### SELECTED TEXT
* start *

To remove the query unrelated part of the document representation, we block the front-door path \(X\rightarrow Z\rightarrow Y\) by the unobservable confounder Z. According to the front-door path adjustment [27], we deconfound the factor Z by Eq. (1). Different from traditional front-door adjustment [35], we resolve the do-calculus of Z by decomposing it into query related and unrelated parts, i.e. \(Z_r\) and \(Z_n\). To calculate the expectation \(\mathbb {E}_Z[Z]\) in Eq. (4), we introduce a mutual information decomposition layer in Fig. 3 to split the document representation into two independent parts.

$$\begin{aligned} P(Y|do(X))&=\sum _{z}P(Y|do(Z))P(Z|do(X))\\&=\sum _{Z_j\in \{Z_r,Z_n\}}P(Y|Z_j)P(Z_j|do(X))\\ \end{aligned}$$
(1)

To eliminate harmful word relations from the self-attention matrix, we block the back-door path \(X\leftarrow B\rightarrow Y\) by the confounding factor B. Specifically, we estimate the do-operation query P(Z|do(X)) in Fig. 2 by Eq. (2) to keep useful word relations in the self-attention matrix B. Suppose word relations with the positive similarity in B, denoted as \(B_+\), have positive effect on the performance. The do-calculus of X is resolved with disentangling useful word relations from spurious ones in B. To estimate the expectation \(\mathbb {E}_{B}\left[ X\right]\) in Eq. (4), we design an adaptive masking method to obtain the disentangled graph and perform message passing over this disentangled word graph to refine word representations in Fig. 3.

* end *

### DATA LINES
* start *

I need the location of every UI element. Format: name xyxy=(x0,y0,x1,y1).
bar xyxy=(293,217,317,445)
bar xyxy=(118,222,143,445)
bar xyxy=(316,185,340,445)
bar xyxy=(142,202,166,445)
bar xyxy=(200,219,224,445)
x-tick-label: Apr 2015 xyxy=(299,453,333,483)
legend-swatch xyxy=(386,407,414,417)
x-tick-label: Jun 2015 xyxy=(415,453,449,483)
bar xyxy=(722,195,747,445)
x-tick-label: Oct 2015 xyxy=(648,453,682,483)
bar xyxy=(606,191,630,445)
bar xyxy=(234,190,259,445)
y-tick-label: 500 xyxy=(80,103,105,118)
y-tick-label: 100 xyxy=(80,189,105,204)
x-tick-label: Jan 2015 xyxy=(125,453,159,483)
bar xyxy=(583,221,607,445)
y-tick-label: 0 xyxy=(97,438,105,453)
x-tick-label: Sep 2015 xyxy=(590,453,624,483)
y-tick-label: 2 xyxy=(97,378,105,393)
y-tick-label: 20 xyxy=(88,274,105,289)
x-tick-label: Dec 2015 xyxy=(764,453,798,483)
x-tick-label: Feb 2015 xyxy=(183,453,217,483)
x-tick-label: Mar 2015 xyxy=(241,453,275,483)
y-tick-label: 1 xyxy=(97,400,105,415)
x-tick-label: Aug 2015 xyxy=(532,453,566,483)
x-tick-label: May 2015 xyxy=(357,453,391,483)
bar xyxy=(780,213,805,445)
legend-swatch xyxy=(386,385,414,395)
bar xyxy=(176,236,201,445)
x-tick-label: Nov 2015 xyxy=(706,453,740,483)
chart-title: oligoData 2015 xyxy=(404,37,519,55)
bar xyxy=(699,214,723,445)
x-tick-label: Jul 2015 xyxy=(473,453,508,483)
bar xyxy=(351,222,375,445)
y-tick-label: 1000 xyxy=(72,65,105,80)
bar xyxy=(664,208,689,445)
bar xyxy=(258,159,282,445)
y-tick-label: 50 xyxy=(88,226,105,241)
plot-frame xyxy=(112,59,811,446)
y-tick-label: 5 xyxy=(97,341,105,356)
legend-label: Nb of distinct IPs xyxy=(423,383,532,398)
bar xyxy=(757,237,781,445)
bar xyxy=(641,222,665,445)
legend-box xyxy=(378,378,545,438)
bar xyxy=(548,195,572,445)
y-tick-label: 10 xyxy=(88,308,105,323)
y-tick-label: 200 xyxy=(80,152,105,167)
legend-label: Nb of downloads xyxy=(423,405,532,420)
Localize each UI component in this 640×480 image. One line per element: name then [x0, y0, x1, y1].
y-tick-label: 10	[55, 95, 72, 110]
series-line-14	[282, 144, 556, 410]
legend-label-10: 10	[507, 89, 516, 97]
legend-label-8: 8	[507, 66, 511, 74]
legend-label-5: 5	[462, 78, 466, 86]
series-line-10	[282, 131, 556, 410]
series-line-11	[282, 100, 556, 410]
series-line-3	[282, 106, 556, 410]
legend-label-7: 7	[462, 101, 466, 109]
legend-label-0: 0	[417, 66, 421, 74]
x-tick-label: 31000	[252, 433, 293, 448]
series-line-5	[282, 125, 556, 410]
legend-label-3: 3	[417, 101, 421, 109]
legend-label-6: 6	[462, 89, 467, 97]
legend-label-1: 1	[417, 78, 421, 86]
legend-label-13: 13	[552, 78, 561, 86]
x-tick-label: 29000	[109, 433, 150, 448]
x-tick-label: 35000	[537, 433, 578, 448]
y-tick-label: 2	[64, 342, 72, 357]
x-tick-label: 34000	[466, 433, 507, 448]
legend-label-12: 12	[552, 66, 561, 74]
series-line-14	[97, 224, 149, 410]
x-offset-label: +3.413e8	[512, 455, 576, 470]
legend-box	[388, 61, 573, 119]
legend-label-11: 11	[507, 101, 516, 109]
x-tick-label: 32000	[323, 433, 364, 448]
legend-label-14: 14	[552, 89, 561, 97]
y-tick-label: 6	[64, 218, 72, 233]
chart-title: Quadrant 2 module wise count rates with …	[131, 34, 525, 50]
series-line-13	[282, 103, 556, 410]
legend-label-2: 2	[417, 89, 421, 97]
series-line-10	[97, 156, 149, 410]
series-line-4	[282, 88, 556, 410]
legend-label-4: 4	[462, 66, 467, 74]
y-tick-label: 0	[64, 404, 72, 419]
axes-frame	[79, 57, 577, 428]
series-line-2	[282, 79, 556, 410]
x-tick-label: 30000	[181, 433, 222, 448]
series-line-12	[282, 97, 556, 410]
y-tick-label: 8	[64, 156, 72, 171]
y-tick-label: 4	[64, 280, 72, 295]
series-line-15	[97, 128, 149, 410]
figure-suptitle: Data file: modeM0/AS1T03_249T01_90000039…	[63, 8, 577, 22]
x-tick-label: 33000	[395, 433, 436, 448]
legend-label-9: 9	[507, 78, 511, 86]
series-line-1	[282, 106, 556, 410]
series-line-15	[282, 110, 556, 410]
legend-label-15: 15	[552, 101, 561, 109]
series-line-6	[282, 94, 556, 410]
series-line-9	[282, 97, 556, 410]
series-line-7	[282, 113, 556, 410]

* end *
* start *

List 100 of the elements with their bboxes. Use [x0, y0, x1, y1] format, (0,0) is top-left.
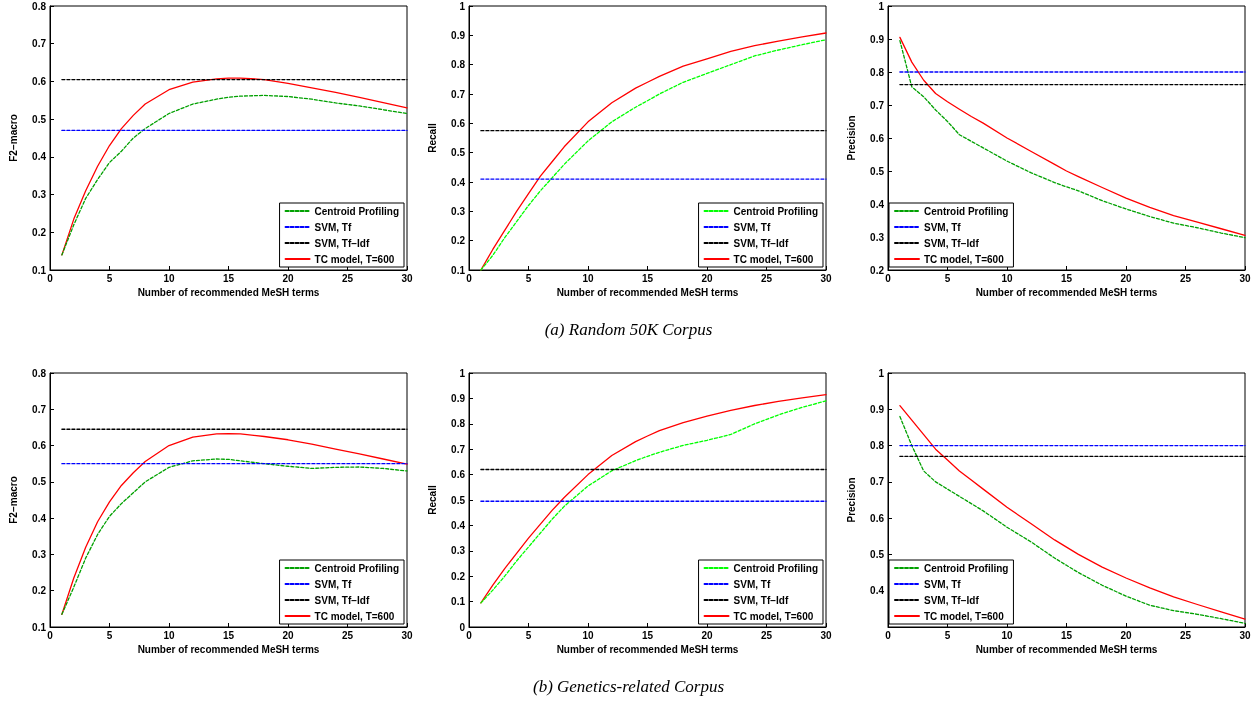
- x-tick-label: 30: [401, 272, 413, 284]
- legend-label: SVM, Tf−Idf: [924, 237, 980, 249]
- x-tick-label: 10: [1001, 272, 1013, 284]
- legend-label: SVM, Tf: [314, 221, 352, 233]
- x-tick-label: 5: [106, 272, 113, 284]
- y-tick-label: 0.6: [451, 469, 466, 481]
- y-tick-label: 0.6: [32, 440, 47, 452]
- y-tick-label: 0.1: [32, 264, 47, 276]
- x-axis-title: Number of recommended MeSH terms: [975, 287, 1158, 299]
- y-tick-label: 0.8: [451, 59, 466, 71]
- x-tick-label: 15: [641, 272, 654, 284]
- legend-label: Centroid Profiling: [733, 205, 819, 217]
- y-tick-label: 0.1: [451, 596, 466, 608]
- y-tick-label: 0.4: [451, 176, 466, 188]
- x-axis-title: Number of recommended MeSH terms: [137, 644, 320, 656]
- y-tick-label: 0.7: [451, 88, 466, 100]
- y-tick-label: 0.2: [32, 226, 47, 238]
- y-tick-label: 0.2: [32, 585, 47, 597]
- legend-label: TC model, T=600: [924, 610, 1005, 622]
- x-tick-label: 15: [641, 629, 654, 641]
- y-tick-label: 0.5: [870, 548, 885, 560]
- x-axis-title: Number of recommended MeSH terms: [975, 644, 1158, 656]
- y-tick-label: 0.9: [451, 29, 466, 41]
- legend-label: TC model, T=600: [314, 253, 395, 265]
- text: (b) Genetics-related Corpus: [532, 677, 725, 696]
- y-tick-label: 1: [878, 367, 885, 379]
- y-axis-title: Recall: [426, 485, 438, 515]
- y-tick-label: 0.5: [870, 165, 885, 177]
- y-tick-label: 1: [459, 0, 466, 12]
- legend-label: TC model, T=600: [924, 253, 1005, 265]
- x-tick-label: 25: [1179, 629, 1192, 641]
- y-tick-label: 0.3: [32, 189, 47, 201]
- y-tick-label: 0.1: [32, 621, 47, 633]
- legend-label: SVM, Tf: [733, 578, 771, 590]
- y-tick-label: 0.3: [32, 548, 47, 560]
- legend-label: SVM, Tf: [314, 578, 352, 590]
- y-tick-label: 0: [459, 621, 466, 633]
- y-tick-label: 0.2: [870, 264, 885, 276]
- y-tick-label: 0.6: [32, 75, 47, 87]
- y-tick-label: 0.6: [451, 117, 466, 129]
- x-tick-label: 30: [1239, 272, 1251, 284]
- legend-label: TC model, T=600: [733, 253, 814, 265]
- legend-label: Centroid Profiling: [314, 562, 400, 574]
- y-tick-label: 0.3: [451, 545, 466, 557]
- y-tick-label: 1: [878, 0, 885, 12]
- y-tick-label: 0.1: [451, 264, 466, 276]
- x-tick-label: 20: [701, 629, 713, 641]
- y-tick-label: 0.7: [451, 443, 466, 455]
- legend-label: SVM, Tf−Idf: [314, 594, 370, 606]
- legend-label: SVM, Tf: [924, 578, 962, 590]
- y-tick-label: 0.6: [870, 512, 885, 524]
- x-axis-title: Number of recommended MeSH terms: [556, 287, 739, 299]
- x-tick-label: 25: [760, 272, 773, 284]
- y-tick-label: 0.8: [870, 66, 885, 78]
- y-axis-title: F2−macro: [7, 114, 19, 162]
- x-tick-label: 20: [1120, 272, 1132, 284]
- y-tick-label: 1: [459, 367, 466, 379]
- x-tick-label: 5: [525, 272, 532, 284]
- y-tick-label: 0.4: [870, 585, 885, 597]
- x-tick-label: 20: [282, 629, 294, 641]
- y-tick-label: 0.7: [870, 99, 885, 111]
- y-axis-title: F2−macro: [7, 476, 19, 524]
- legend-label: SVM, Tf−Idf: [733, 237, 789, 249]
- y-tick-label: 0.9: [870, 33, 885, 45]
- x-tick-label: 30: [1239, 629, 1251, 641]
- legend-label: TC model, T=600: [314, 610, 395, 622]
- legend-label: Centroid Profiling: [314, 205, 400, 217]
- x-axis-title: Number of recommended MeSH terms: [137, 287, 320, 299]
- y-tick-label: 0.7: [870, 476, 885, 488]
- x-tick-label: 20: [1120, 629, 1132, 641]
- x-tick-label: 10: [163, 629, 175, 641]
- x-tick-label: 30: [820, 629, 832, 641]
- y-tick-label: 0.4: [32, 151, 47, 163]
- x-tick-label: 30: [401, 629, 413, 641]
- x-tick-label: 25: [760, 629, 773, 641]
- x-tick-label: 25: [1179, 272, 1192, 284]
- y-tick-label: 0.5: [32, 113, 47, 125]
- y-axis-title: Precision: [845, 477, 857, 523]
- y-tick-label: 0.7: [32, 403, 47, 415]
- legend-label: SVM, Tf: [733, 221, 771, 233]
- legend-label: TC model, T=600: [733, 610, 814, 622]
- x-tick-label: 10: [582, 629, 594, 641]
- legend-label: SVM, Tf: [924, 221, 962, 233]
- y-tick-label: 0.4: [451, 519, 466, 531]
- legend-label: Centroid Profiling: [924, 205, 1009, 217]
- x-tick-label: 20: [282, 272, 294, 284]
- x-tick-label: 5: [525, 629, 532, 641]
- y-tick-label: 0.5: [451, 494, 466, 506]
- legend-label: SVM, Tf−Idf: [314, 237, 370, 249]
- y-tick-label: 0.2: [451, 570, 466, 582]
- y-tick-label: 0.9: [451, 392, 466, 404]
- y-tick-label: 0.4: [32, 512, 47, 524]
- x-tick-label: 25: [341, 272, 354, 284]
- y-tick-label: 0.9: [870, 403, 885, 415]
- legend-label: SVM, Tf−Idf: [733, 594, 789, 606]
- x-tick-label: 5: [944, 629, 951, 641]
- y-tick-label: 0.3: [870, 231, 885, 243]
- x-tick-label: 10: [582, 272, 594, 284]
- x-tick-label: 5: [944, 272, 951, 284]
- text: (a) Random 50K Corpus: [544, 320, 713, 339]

* end *

### COMPLETE THE FOLLOWING
a) For the passage on front-door and back-door adjustment above, say whether each statement below agrees with it. For each, answer yes or no and quote the deciding words exactly.
(i) The do-calculus of Z is resolved by decomposing Z into query related and unrelated parts.
(ii) The mutual information decomposition layer is used to refine word representations through message passing.
(iii) An adaptive masking method is designed to obtain the disentangled graph.
b) Continue the passage on front-door and back-door adjustment from its last sentence, in the same technical style.

### SET OF ANSWERS
a)
(i) Yes: "we resolve the do-calculus of Z by decomposing it into query related and unrelated parts"
(ii) No: "we introduce a mutual information decomposition layer in Fig. 3 to split the document representation into two independent parts"
(iii) Yes: "we design an adaptive masking method to obtain the disentangled graph"

b)
$$\begin{aligned} P(Z_j|do(X))=\sum _{B_i\in \{B_+,B_-\}}P(Z_j|X,B_i)P(B_i) \end{aligned}$$
(2)

Replacing \(P(Z_j|do(X))\) in Eq. (1) with Eq. (2), the prediction function P(Y|do(X)) is obtained as Eq. (3). The expectation of an exponential function can be approximated by Weighted Geometric Mean [29, 33, 35]. So, the approximation of Eq. (3) is the weighted geometric mean of P(Y|XZ), which can be further approximated by exchange the order of exponential and expectation operator as Eq. (4). The sigmoid layer will be used for normalization to derive the probability P(Y|do(X)).

$$\begin{aligned} P(Y|do(X))&= \mathbb {E}_{Z}\mathbb {E}_B\left[ P(Y|X,Z)\right] \end{aligned}$$
(3)
$$\begin{aligned}&\propto \exp \left( {g(\mathbb {E}_{Z}[Z ],\mathbb {E}_{B}[X])}\right) \end{aligned}$$
(4)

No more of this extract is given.